• **TEXT**

____

The effectiveness of parking policies to reduce parking demand pressure and car use

By December 5, 2018 June 11th, 2020 Research

This study is a part of the “Reinventing Transportation and Urban Mobility” project, funded by the Michigan Institute for Data Science.

Title
The effectiveness of parking policies to reduce parking demand pressure and car use

Published in
Transport Policy, January 2019

DOI
10.1016/j.tranpol.2018.10.009

Authors
Xiang Yan, Jonathan Levine, Robert Marans

Abstract
Evaluating the effectiveness of parking policies to relieve parking demand pressure in central areas and to reduce car use requires an investigation of traveler responses to different parking attributes, including the money and time costs associated with parking. Existing parking studies on this topic are inadequate in two ways. First, few studies have modeled parking choice and mode choice simultaneously, thus ignoring the interaction between these two choice realms. Second, existing studies of travel choice behavior have largely focused on the money cost of parking while giving less attention to non-price-related variables such as parking search time and egress time from parking lot to destination. To address these issues, this paper calibrates a joint model of travel mode and parking location choice, using revealed-preference survey data on commuters to the University of Michigan, Ann Arbor, a large university campus. Key policy variables examined include parking cost, parking search time, and egress time. A comparison of elasticity estimates suggested that travelers were very sensitive to changes in egress time, even more so than parking cost, but they were less sensitive to changes in search time. Travelers responded to parking policies primarily by shifting parking locations rather than switching travel mode. Finally, our policy simulation results imply some synergistic effects between policy measures; that is, when pricing and policy measures that reduce search and egress time are combined, they shape parking demand more than the sum of their individual effects if implemented in isolation.

____

• **Structured page parsing data**

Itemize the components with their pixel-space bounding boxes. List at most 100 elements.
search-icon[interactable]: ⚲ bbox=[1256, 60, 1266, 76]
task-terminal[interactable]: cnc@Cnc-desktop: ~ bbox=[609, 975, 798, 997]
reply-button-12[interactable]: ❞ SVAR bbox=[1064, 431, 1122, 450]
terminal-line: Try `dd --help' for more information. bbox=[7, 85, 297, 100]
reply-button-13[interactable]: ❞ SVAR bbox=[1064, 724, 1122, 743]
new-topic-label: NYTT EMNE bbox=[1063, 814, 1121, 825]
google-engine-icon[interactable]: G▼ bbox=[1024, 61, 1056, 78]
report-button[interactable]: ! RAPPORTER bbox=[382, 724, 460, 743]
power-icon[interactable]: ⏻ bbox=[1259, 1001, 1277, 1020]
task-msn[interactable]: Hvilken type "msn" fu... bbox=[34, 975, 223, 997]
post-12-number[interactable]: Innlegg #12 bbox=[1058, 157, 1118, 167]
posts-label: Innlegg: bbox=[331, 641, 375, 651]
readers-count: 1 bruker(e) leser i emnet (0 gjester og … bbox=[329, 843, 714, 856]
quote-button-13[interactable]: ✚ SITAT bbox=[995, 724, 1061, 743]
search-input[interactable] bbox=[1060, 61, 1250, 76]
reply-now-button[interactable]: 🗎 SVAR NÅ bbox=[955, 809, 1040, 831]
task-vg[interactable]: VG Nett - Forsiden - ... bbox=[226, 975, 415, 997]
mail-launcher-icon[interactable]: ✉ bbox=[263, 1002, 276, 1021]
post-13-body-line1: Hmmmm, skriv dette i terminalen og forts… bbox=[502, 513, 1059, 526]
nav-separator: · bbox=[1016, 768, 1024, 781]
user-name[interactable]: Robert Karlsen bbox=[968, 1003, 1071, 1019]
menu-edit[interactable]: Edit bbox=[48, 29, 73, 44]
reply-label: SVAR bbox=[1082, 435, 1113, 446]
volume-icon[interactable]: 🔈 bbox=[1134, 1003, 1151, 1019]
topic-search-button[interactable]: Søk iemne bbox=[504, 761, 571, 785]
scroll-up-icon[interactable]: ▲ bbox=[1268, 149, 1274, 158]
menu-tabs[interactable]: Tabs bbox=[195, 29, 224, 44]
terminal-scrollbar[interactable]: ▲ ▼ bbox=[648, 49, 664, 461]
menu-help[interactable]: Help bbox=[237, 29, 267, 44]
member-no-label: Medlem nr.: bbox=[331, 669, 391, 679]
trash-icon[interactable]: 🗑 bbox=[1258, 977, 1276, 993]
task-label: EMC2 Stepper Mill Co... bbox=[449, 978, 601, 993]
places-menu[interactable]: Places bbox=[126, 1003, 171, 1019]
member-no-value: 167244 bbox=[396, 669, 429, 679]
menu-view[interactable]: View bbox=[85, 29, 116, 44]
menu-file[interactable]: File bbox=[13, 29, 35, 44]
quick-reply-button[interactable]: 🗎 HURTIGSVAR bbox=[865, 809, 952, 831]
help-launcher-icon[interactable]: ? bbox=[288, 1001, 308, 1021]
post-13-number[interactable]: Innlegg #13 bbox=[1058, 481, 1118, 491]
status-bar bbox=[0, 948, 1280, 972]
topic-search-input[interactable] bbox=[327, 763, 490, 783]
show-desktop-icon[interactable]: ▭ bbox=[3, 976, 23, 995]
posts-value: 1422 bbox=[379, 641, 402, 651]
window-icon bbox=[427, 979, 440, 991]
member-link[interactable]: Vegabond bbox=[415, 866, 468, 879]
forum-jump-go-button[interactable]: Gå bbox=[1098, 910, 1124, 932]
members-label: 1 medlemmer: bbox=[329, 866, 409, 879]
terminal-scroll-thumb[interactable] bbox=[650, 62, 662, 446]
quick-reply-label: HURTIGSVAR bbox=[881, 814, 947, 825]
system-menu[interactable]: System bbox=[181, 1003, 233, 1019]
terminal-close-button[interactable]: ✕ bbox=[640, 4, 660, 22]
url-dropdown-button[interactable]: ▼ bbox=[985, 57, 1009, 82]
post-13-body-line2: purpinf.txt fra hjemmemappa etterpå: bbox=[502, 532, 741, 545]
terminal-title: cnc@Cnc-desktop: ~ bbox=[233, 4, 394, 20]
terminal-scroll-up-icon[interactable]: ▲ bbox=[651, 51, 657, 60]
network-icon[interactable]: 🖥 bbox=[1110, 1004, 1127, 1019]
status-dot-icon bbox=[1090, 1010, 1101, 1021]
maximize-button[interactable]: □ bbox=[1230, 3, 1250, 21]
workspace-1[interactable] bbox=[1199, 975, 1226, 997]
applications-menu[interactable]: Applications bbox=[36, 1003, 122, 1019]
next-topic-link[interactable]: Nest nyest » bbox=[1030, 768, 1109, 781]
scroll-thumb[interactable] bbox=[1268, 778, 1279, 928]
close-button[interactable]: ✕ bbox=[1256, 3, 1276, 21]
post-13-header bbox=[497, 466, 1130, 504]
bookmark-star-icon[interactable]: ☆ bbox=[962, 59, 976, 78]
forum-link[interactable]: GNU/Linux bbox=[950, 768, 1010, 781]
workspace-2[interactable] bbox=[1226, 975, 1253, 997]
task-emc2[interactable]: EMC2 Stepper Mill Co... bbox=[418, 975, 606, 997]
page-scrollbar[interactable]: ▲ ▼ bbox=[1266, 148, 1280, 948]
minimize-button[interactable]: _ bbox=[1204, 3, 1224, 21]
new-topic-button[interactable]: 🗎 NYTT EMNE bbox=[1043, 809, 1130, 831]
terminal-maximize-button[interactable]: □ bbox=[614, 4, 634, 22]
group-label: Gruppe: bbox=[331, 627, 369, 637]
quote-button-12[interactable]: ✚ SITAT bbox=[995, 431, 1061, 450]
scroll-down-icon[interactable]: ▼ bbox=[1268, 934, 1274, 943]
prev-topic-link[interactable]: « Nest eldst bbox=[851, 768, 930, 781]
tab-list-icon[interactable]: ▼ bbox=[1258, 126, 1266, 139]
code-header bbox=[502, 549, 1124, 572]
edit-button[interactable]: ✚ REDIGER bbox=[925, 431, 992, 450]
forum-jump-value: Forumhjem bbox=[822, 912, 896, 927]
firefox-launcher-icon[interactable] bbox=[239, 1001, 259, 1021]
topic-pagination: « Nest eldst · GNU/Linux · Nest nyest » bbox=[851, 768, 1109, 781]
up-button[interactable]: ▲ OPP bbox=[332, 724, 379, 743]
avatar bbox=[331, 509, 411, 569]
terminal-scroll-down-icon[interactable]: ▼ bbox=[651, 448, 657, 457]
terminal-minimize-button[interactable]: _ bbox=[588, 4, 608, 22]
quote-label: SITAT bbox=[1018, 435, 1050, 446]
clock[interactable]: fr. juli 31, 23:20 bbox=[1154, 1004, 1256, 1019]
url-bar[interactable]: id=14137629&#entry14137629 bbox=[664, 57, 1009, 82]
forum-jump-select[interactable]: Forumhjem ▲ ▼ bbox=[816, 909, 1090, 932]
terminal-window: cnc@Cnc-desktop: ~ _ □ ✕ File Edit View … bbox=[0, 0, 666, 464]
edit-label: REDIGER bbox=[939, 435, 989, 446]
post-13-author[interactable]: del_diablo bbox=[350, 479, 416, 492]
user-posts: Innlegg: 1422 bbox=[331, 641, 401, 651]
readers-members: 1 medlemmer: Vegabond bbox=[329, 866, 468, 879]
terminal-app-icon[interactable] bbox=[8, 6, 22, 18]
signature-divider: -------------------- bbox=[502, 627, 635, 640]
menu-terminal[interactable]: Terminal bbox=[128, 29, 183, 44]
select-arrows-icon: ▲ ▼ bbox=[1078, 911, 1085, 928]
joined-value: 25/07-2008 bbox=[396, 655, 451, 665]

____

• **GOAL OF THE EXERCISE**
Can you reproduce the parking policy page from "By December 5, 2018" up to and including "for Data Science.", substituting "initiative" for "project"? Rely only on the parking policy page for what comes next, not on the listing.

• **RESPONSE TO THE EXERCISE**
By December 5, 2018 June 11th, 2020 Research

This study is a part of the “Reinventing Transportation and Urban Mobility” initiative, funded by the Michigan Institute for Data Science.